> _Exercise_: Go through the entries below and copy each line containing the word "ROZPRÁVOK".
━━ Material provided ━━
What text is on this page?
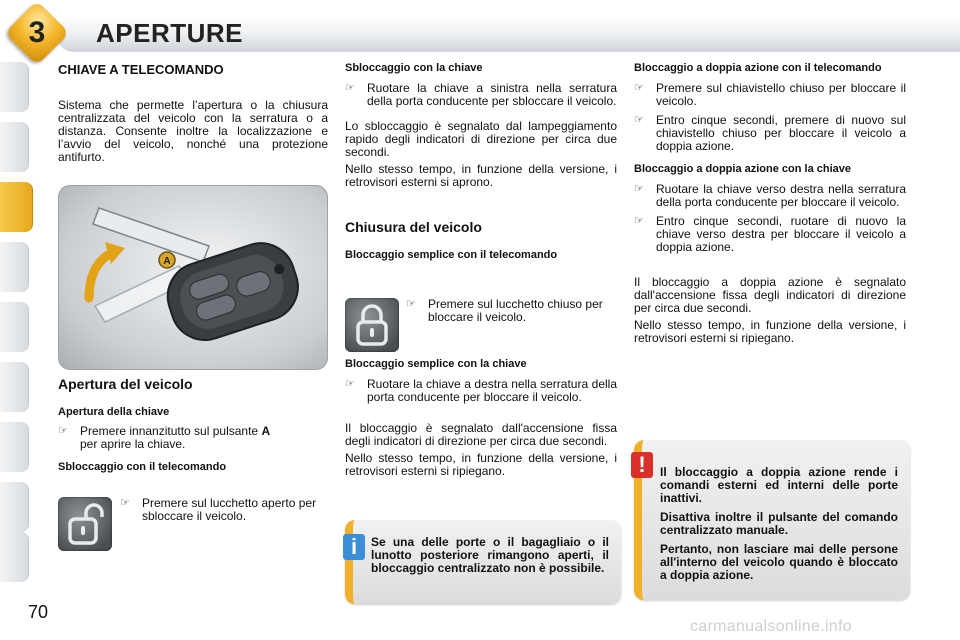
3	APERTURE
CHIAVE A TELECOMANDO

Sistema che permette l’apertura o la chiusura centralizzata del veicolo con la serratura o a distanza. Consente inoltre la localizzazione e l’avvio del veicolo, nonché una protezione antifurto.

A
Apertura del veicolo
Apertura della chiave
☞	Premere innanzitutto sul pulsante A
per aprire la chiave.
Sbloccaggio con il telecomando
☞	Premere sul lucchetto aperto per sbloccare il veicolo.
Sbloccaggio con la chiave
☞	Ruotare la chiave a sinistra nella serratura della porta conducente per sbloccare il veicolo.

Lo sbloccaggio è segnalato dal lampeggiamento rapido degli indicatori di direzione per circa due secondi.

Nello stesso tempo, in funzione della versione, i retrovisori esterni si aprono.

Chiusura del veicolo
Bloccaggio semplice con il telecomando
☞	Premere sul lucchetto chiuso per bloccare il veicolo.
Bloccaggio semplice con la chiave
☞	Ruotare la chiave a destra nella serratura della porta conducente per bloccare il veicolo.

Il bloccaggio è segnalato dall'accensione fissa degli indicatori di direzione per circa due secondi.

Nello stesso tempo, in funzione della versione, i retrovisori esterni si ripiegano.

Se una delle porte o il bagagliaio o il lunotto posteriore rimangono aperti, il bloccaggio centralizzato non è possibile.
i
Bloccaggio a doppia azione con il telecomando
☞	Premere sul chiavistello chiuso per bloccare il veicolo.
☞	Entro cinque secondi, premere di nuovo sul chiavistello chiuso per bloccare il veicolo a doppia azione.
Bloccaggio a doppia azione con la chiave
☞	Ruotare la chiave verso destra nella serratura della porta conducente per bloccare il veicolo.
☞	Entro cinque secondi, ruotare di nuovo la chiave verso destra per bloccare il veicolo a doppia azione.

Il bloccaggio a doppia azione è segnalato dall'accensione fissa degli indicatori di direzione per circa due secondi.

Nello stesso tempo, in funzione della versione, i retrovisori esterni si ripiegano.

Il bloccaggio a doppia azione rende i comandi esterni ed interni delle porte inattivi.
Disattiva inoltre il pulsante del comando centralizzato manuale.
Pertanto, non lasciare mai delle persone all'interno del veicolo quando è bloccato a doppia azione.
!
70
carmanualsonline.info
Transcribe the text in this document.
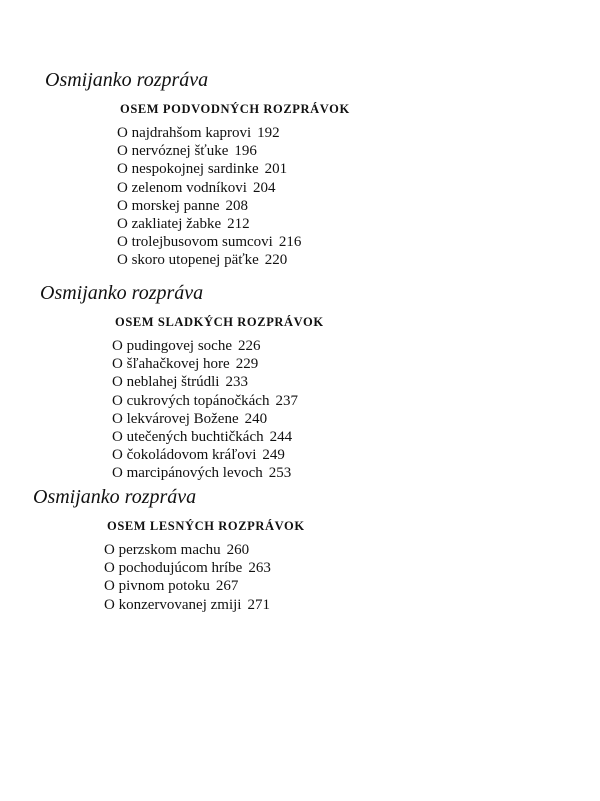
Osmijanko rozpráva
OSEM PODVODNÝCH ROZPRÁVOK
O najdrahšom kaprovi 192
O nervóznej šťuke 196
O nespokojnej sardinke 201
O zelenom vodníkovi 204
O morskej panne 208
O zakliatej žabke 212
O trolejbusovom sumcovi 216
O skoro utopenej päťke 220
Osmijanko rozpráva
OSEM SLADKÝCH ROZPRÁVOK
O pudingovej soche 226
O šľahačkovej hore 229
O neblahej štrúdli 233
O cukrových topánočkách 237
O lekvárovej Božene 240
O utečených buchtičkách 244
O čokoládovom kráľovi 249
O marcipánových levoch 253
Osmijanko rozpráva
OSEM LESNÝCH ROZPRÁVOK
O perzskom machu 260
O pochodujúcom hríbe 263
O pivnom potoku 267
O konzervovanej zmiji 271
━━━
━━ Material provided ━━
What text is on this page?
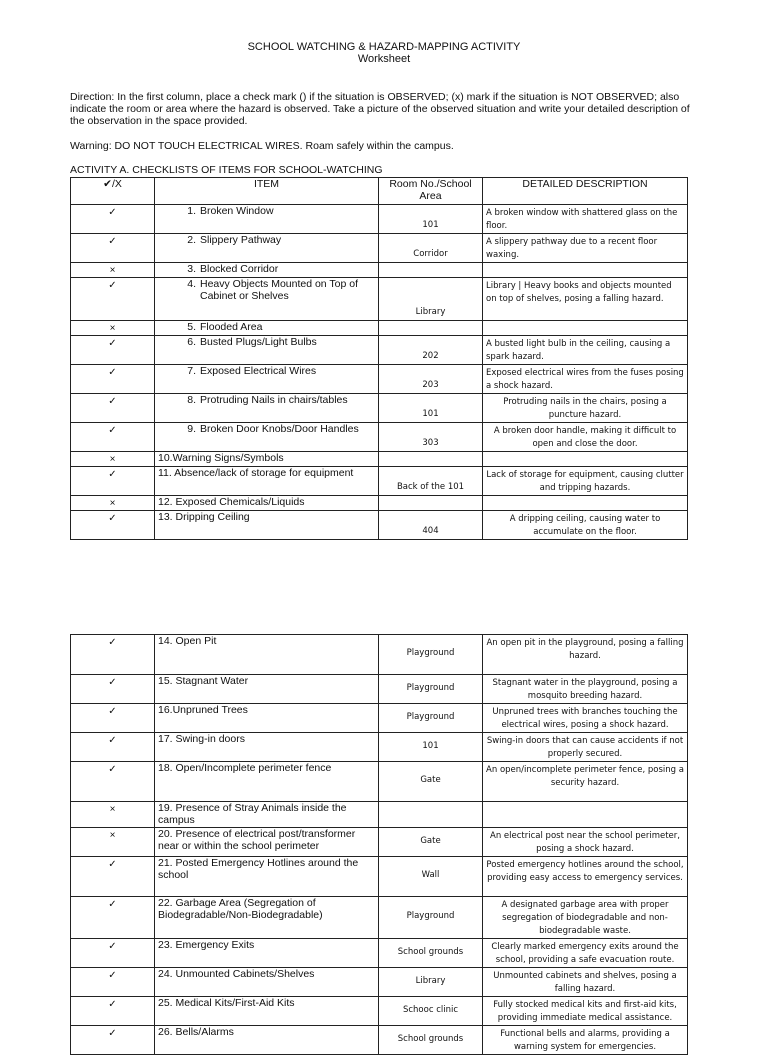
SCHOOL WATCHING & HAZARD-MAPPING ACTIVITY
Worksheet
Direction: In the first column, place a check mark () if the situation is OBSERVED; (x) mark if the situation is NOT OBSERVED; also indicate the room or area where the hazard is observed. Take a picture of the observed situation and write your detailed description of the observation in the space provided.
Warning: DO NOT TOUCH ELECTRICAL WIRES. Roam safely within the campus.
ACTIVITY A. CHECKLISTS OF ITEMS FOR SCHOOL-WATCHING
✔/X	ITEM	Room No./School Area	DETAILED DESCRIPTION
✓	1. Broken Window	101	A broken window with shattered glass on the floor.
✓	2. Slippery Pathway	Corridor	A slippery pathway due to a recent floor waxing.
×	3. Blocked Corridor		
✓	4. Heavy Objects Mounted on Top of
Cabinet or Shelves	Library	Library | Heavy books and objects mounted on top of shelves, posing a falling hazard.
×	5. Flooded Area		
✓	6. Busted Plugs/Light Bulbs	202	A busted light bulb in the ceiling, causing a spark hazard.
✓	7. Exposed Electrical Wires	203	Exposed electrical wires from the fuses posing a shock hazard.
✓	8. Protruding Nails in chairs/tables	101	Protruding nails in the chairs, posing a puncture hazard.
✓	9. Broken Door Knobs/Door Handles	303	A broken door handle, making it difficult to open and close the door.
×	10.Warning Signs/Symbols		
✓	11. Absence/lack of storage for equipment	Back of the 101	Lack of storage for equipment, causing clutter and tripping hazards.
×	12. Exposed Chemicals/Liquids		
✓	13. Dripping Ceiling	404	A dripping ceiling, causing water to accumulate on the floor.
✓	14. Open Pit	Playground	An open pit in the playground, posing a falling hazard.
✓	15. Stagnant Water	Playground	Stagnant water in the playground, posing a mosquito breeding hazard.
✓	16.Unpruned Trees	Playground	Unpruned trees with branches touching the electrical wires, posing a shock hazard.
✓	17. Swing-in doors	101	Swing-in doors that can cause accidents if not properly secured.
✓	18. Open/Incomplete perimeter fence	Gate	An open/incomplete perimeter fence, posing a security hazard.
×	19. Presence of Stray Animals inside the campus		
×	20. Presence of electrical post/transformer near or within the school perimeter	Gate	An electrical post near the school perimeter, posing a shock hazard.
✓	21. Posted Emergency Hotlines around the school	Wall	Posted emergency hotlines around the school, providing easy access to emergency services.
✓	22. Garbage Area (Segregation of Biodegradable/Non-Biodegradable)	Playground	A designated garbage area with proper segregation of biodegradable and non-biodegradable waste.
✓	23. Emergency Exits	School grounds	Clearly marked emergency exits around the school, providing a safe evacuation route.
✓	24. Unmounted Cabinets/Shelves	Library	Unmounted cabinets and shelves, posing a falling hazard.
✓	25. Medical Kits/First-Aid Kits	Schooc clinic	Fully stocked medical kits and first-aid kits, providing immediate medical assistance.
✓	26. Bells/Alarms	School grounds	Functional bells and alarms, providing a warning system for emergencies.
━━━
━━ Material provided ━━
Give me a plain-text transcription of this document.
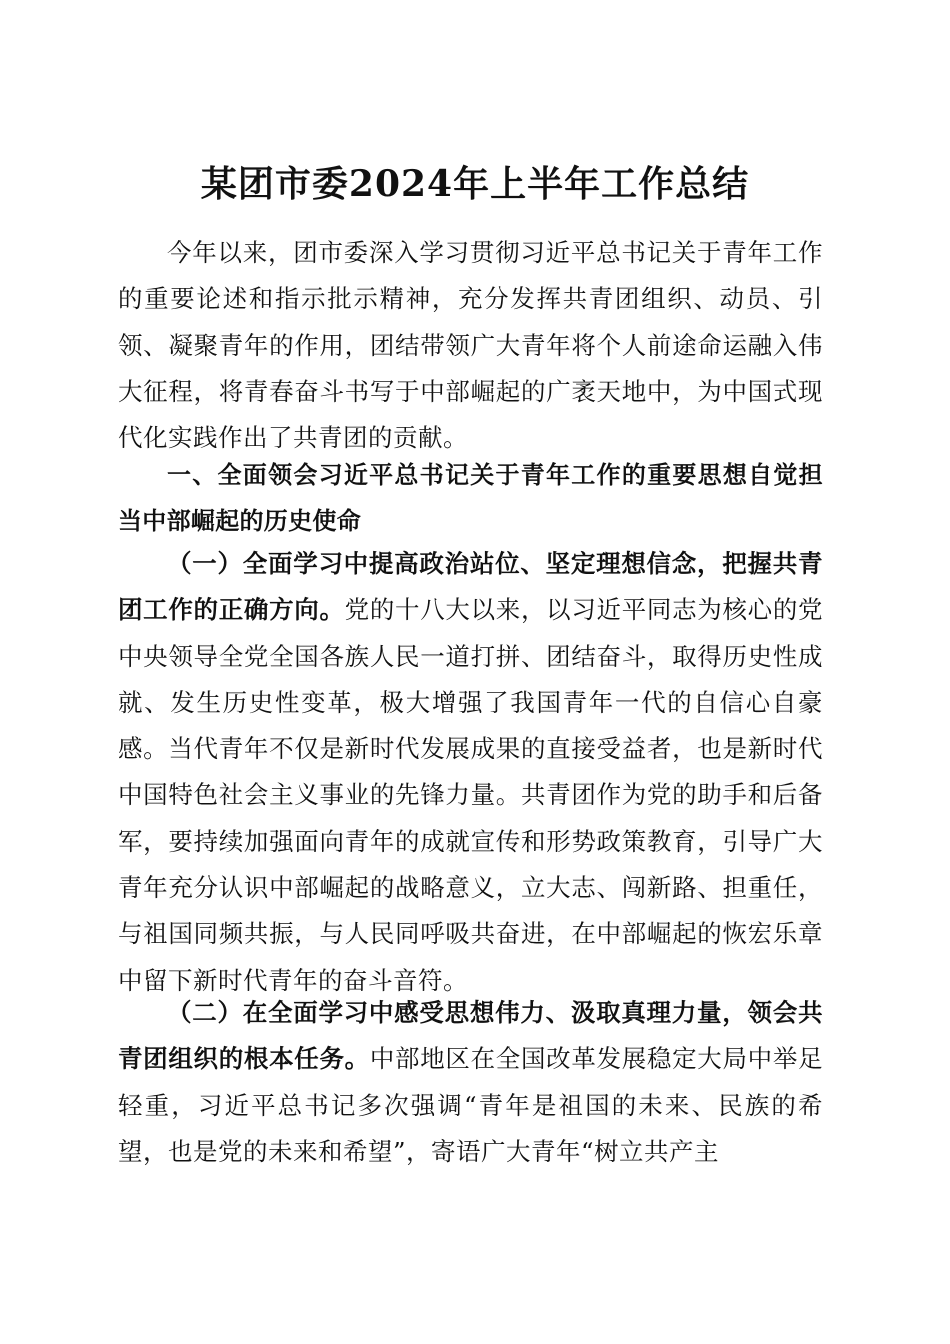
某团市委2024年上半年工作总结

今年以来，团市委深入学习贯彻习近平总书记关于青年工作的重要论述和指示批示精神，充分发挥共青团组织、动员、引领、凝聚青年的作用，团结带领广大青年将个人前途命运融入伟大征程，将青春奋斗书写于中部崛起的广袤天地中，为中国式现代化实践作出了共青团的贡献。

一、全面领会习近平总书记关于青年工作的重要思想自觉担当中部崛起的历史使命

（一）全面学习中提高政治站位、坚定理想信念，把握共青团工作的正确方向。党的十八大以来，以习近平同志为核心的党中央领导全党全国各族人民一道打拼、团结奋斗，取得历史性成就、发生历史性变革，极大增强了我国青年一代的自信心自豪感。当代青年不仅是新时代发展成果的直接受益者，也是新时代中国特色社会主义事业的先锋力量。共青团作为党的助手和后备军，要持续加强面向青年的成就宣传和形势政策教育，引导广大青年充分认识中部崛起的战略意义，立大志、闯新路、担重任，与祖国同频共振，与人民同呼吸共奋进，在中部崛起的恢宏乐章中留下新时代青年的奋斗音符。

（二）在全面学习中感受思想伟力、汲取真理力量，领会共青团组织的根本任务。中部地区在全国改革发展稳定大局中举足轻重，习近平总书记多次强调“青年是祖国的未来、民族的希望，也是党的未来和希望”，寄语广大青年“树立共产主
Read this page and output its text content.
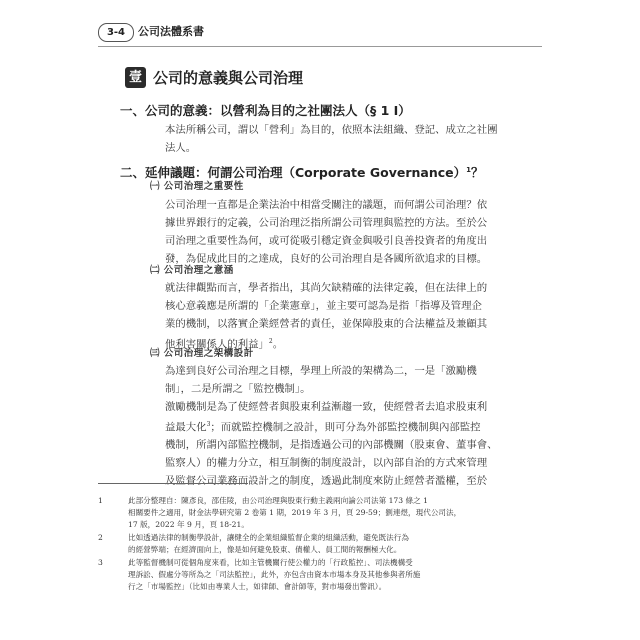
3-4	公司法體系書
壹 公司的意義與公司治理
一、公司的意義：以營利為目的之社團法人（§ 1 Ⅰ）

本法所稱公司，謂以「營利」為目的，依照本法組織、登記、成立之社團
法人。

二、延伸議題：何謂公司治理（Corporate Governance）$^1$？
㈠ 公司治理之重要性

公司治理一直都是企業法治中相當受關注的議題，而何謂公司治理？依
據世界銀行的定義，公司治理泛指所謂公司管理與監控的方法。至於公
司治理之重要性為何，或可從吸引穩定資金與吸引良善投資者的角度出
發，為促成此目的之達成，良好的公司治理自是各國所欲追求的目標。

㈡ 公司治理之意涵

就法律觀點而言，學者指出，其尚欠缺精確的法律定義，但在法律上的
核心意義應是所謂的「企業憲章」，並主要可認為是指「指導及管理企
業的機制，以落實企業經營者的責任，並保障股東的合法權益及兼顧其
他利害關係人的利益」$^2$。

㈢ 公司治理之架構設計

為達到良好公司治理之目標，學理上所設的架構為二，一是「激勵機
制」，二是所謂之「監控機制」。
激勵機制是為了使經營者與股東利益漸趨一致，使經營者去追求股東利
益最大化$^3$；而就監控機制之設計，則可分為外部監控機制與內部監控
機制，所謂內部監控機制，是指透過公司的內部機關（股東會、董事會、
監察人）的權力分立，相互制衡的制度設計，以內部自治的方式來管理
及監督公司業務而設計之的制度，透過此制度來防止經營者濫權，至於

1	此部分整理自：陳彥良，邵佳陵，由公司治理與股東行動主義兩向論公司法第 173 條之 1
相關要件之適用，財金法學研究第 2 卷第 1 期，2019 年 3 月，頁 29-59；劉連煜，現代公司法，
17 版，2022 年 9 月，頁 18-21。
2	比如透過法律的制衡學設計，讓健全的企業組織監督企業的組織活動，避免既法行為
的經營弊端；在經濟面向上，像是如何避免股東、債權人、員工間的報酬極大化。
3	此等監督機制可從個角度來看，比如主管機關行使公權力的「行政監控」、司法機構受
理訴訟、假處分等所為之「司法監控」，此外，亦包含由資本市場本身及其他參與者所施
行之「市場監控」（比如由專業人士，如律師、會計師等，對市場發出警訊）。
━━━
> _Correct result_:
OSEM PODVODNÝCH ROZPRÁVOK
OSEM SLADKÝCH ROZPRÁVOK
OSEM LESNÝCH ROZPRÁVOK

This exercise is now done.